**TASK PROMPT:**
Scan the lines below for the string "Pedro" and copy every one that has it.
[RECORDS FOR THIS EXERCISE start]
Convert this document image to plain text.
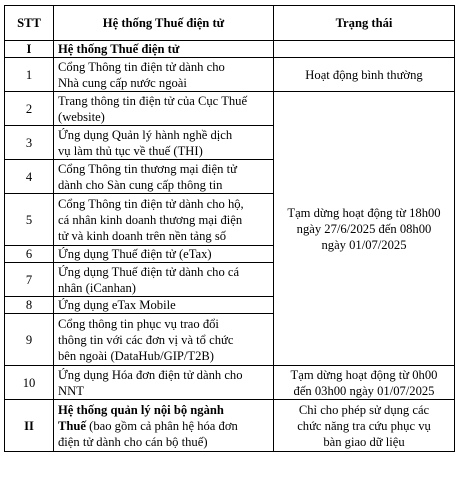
STT	Hệ thống Thuế điện tử	Trạng thái
I	Hệ thống Thuế điện tử	
1	Cổng Thông tin điện tử dành cho
Nhà cung cấp nước ngoài	Hoạt động bình thường
2	Trang thông tin điện tử của Cục Thuế
(website)	Tạm dừng hoạt động từ 18h00
ngày 27/6/2025 đến 08h00
ngày 01/07/2025
3	Ứng dụng Quản lý hành nghề dịch
vụ làm thủ tục về thuế (THI)	
4	Cổng Thông tin thương mại điện tử
dành cho Sàn cung cấp thông tin	
5	Cổng Thông tin điện tử dành cho hộ,
cá nhân kinh doanh thương mại điện
tử và kinh doanh trên nền tảng số	
6	Ứng dụng Thuế điện tử (eTax)	
7	Ứng dụng Thuế điện tử dành cho cá
nhân (iCanhan)	
8	Ứng dụng eTax Mobile	
9	Cổng thông tin phục vụ trao đổi
thông tin với các đơn vị và tổ chức
bên ngoài (DataHub/GIP/T2B)	
10	Ứng dụng Hóa đơn điện tử dành cho
NNT	Tạm dừng hoạt động từ 0h00
đến 03h00 ngày 01/07/2025
II	Hệ thống quản lý nội bộ ngành
Thuế (bao gồm cả phân hệ hóa đơn
điện tử dành cho cán bộ thuế)	Chỉ cho phép sử dụng các
chức năng tra cứu phục vụ
bàn giao dữ liệu
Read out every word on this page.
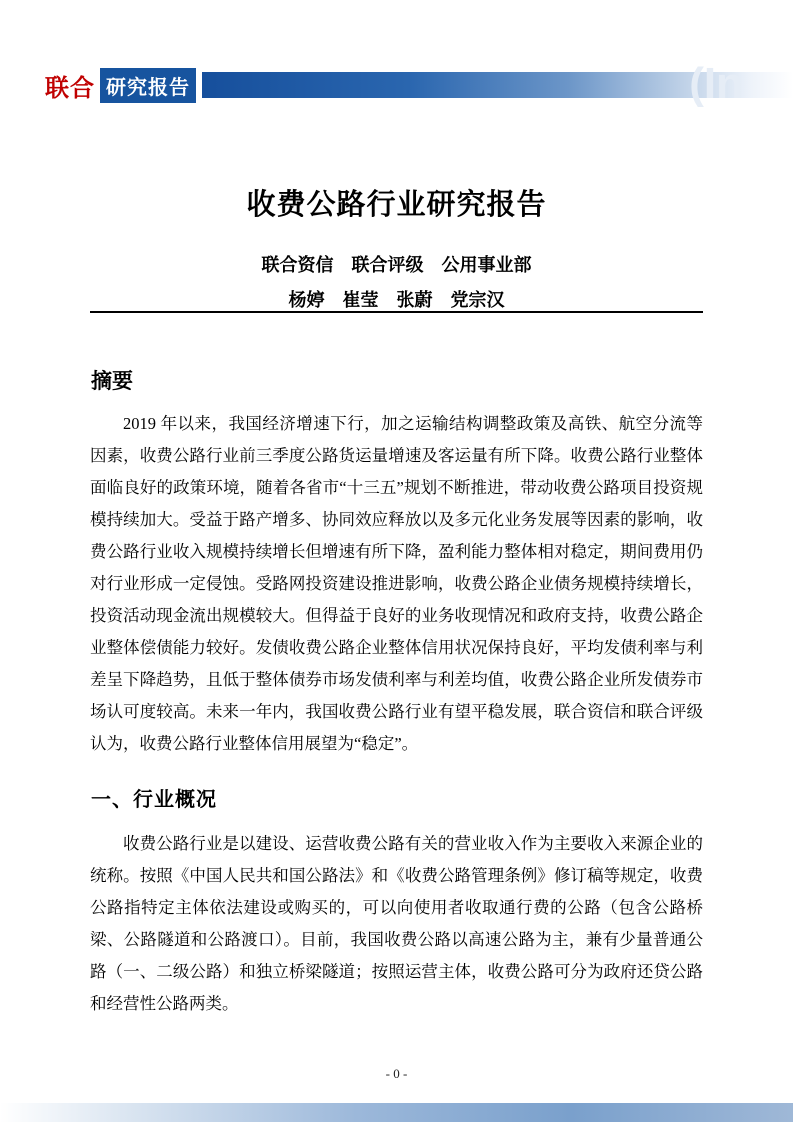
联合 研究报告	(In
收费公路行业研究报告

联合资信　联合评级　公用事业部

杨婷　崔莹　张蔚　党宗汉

摘要

2019 年以来，我国经济增速下行，加之运输结构调整政策及高铁、航空分流等因素，收费公路行业前三季度公路货运量增速及客运量有所下降。收费公路行业整体面临良好的政策环境，随着各省市“十三五”规划不断推进，带动收费公路项目投资规模持续加大。受益于路产增多、协同效应释放以及多元化业务发展等因素的影响，收费公路行业收入规模持续增长但增速有所下降，盈利能力整体相对稳定，期间费用仍对行业形成一定侵蚀。受路网投资建设推进影响，收费公路企业债务规模持续增长，投资活动现金流出规模较大。但得益于良好的业务收现情况和政府支持，收费公路企业整体偿债能力较好。发债收费公路企业整体信用状况保持良好，平均发债利率与利差呈下降趋势，且低于整体债券市场发债利率与利差均值，收费公路企业所发债券市场认可度较高。未来一年内，我国收费公路行业有望平稳发展，联合资信和联合评级认为，收费公路行业整体信用展望为“稳定”。

一、行业概况

收费公路行业是以建设、运营收费公路有关的营业收入作为主要收入来源企业的统称。按照《中国人民共和国公路法》和《收费公路管理条例》修订稿等规定，收费公路指特定主体依法建设或购买的，可以向使用者收取通行费的公路（包含公路桥梁、公路隧道和公路渡口）。目前，我国收费公路以高速公路为主，兼有少量普通公路（一、二级公路）和独立桥梁隧道；按照运营主体，收费公路可分为政府还贷公路和经营性公路两类。

- 0 -
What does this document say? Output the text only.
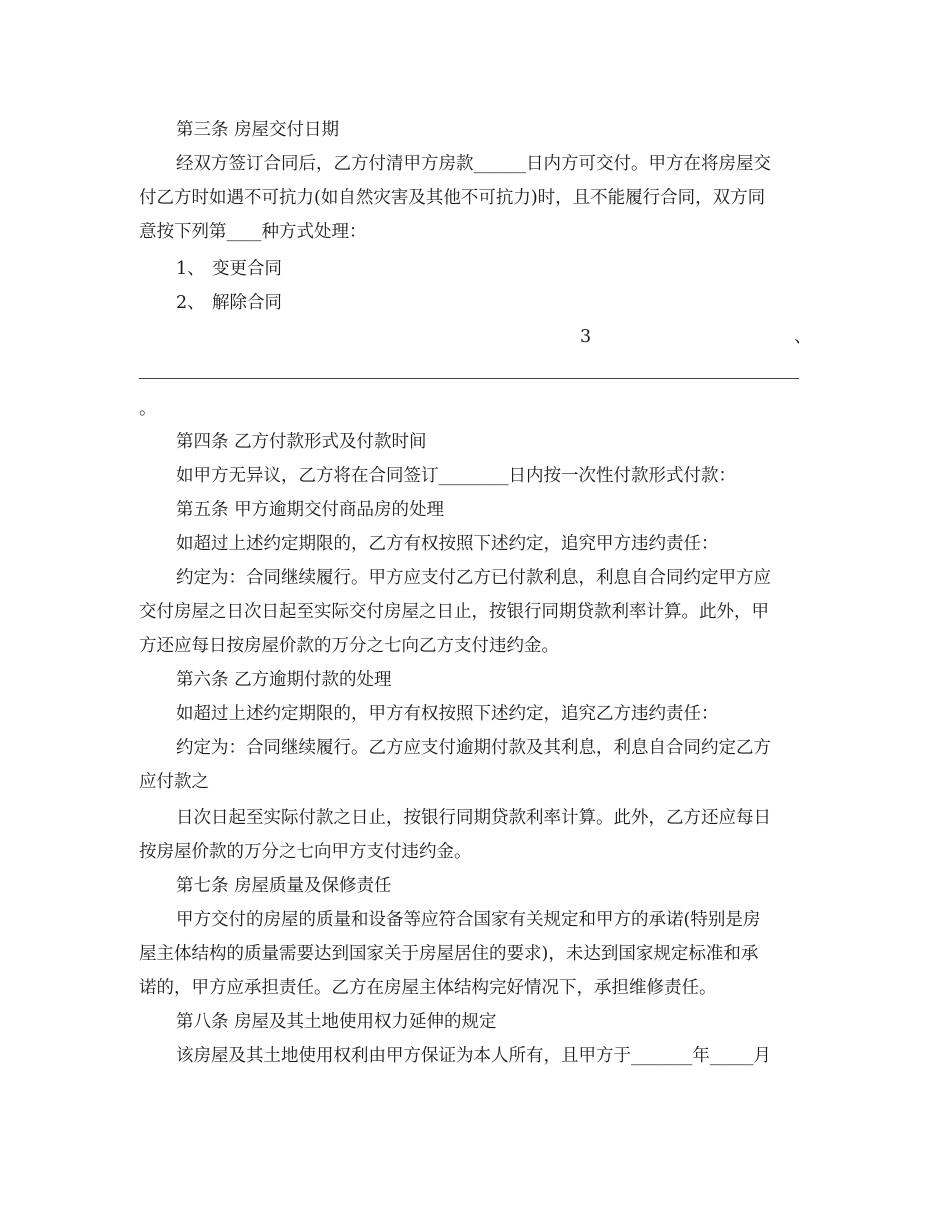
第三条 房屋交付日期
经双方签订合同后，乙方付清甲方房款______日内方可交付。甲方在将房屋交
付乙方时如遇不可抗力(如自然灾害及其他不可抗力)时，且不能履行合同，双方同
意按下列第____种方式处理：
1、 变更合同
2、 解除合同
3	、
。
第四条 乙方付款形式及付款时间
如甲方无异议，乙方将在合同签订________日内按一次性付款形式付款：
第五条 甲方逾期交付商品房的处理
如超过上述约定期限的，乙方有权按照下述约定，追究甲方违约责任：
约定为：合同继续履行。甲方应支付乙方已付款利息，利息自合同约定甲方应
交付房屋之日次日起至实际交付房屋之日止，按银行同期贷款利率计算。此外，甲
方还应每日按房屋价款的万分之七向乙方支付违约金。
第六条 乙方逾期付款的处理
如超过上述约定期限的，甲方有权按照下述约定，追究乙方违约责任：
约定为：合同继续履行。乙方应支付逾期付款及其利息，利息自合同约定乙方
应付款之
日次日起至实际付款之日止，按银行同期贷款利率计算。此外，乙方还应每日
按房屋价款的万分之七向甲方支付违约金。
第七条 房屋质量及保修责任
甲方交付的房屋的质量和设备等应符合国家有关规定和甲方的承诺(特别是房
屋主体结构的质量需要达到国家关于房屋居住的要求)，未达到国家规定标准和承
诺的，甲方应承担责任。乙方在房屋主体结构完好情况下，承担维修责任。
第八条 房屋及其土地使用权力延伸的规定
该房屋及其土地使用权利由甲方保证为本人所有，且甲方于_______年_____月
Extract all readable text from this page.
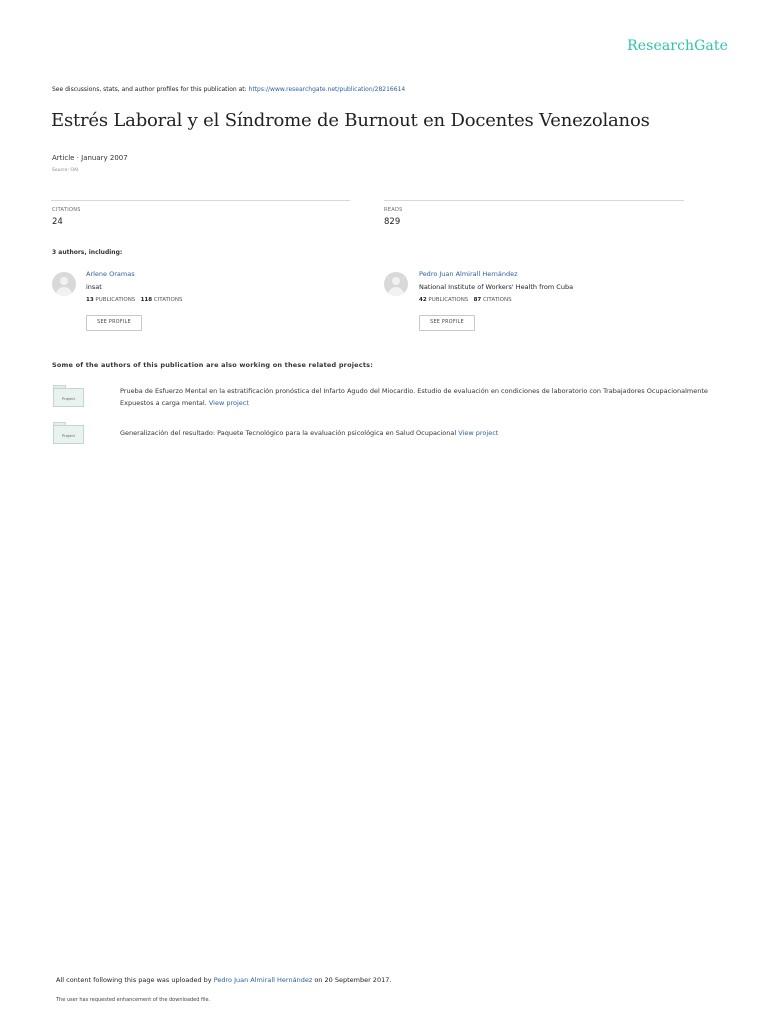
ResearchGate
See discussions, stats, and author profiles for this publication at: https://www.researchgate.net/publication/28216614
Estrés Laboral y el Síndrome de Burnout en Docentes Venezolanos
Article · January 2007
Source: OAI
CITATIONS
24
READS
829
3 authors, including:
Arlene Oramas
insat
13 PUBLICATIONS 118 CITATIONS
SEE PROFILE
Pedro Juan Almirall Hernández
National Institute of Workers' Health from Cuba
42 PUBLICATIONS 87 CITATIONS
SEE PROFILE
Some of the authors of this publication are also working on these related projects:
Project
Prueba de Esfuerzo Mental en la estratificación pronóstica del Infarto Agudo del Miocardio. Estudio de evaluación en condiciones de laboratorio con Trabajadores Ocupacionalmente Expuestos a carga mental. View project
Project	Generalización del resultado: Paquete Tecnológico para la evaluación psicológica en Salud Ocupacional View project
All content following this page was uploaded by Pedro Juan Almirall Hernández on 20 September 2017.
The user has requested enhancement of the downloaded file.
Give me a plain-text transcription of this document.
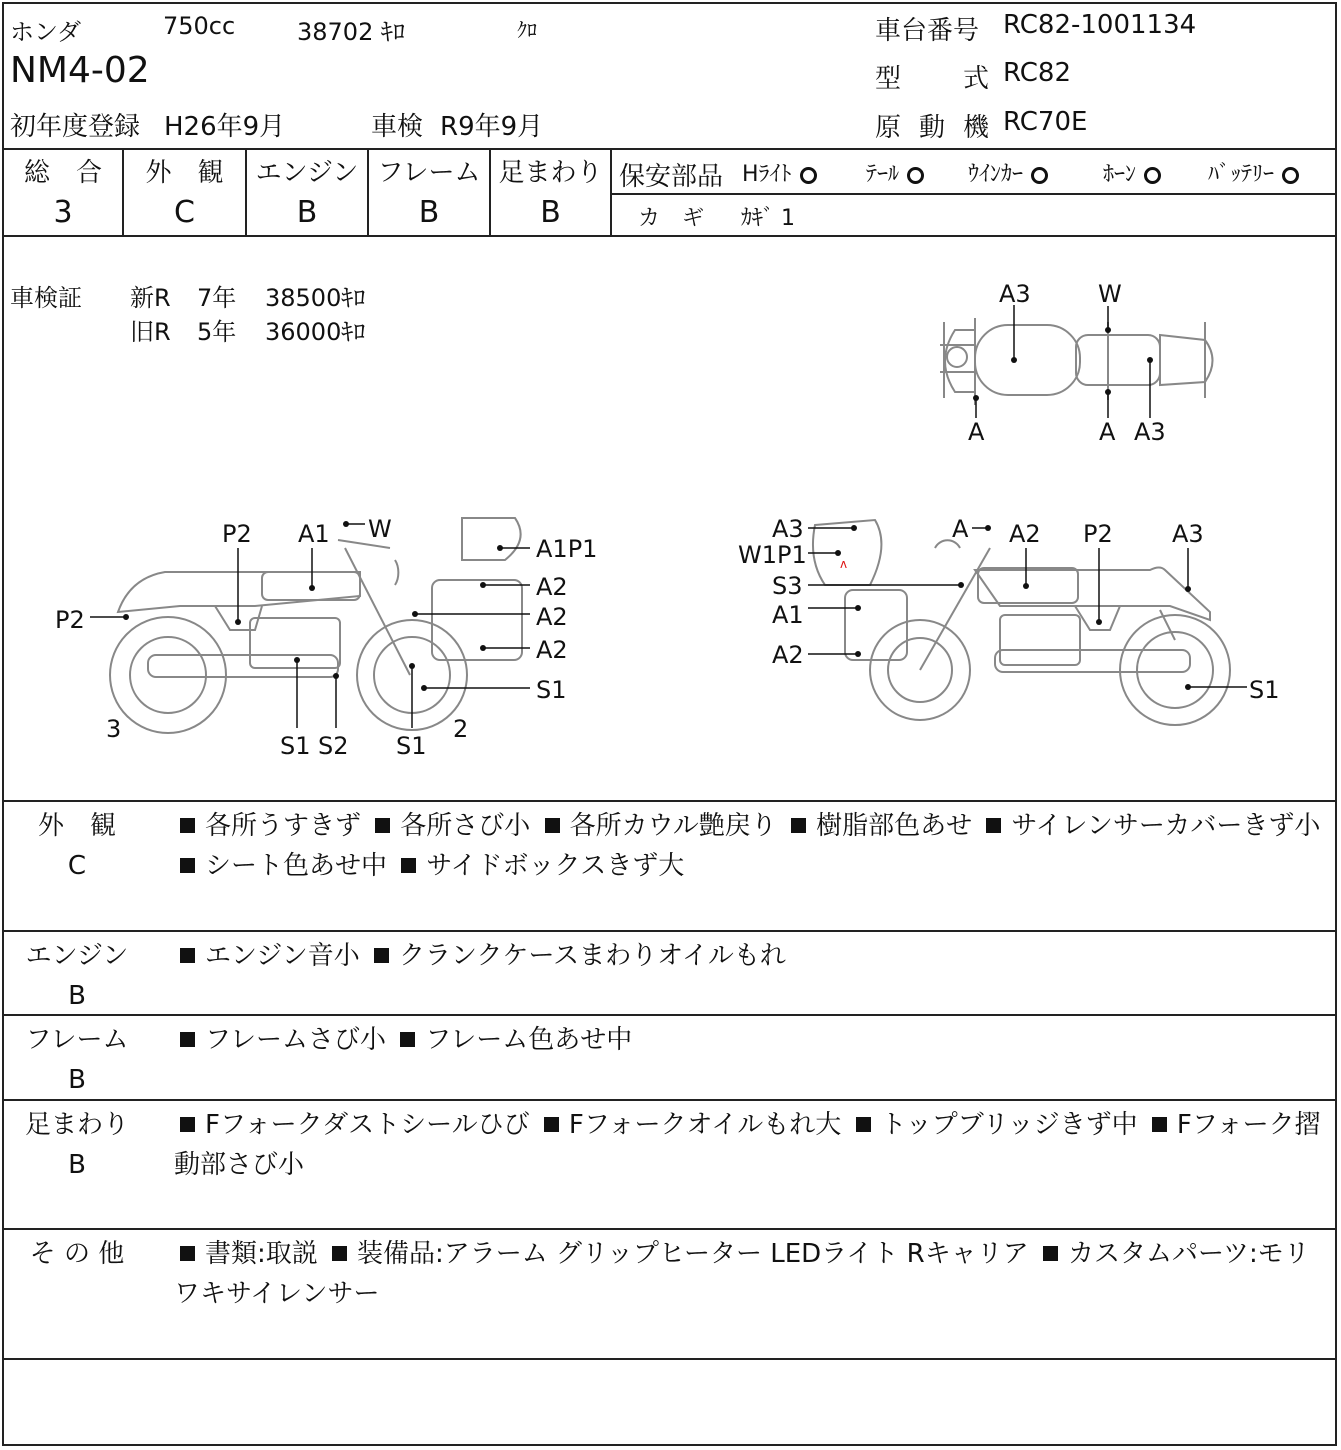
ホンダ	750cc	38702 ｷﾛ	ｸﾛ
NM4-02
初年度登録 H26年9月	車検 R9年9月
車台番号 RC82-1001134
型 式 RC82
原 動 機 RC70E
総　合
3
外　観
C
エンジン
B
フレーム
B
足まわり
B
保安部品 Hﾗｲﾄ	ﾃｰﾙ	ｳｲﾝｶｰ	ﾎｰﾝ	ﾊﾞｯﾃﾘｰ
カ　ギ ｶｷﾞ 1
車検証 新R 7年 38500ｷﾛ
旧R 5年 36000ｷﾛ
A3	W
A	A A3
P2
A1 W
A1P1
A2
A2
A2
S1
P2
3
S1 S2 S1
2
A3
W1P1
S3
A1
A2
A A2 P2 A3
S1
ʌ
外　観
C
各所うすきず 各所さび小 各所カウル艶戻り 樹脂部色あせ サイレンサーカバーきず小 シート色あせ中 サイドボックスきず大
エンジン
B
エンジン音小 クランクケースまわりオイルもれ
フレーム
B
フレームさび小 フレーム色あせ中
足まわり
B
Fフォークダストシールひび Fフォークオイルもれ大 トップブリッジきず中 Fフォーク摺動部さび小
そ の 他	書類:取説 装備品:アラーム グリップヒーター LEDライト Rキャリア カスタムパーツ:モリワキサイレンサー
[RECORDS FOR THIS EXERCISE end]
**TASK ANSWER:**
Pedro Juan Almirall Hernández
All content following this page was uploaded by Pedro Juan Almirall Hernández on 20 September 2017.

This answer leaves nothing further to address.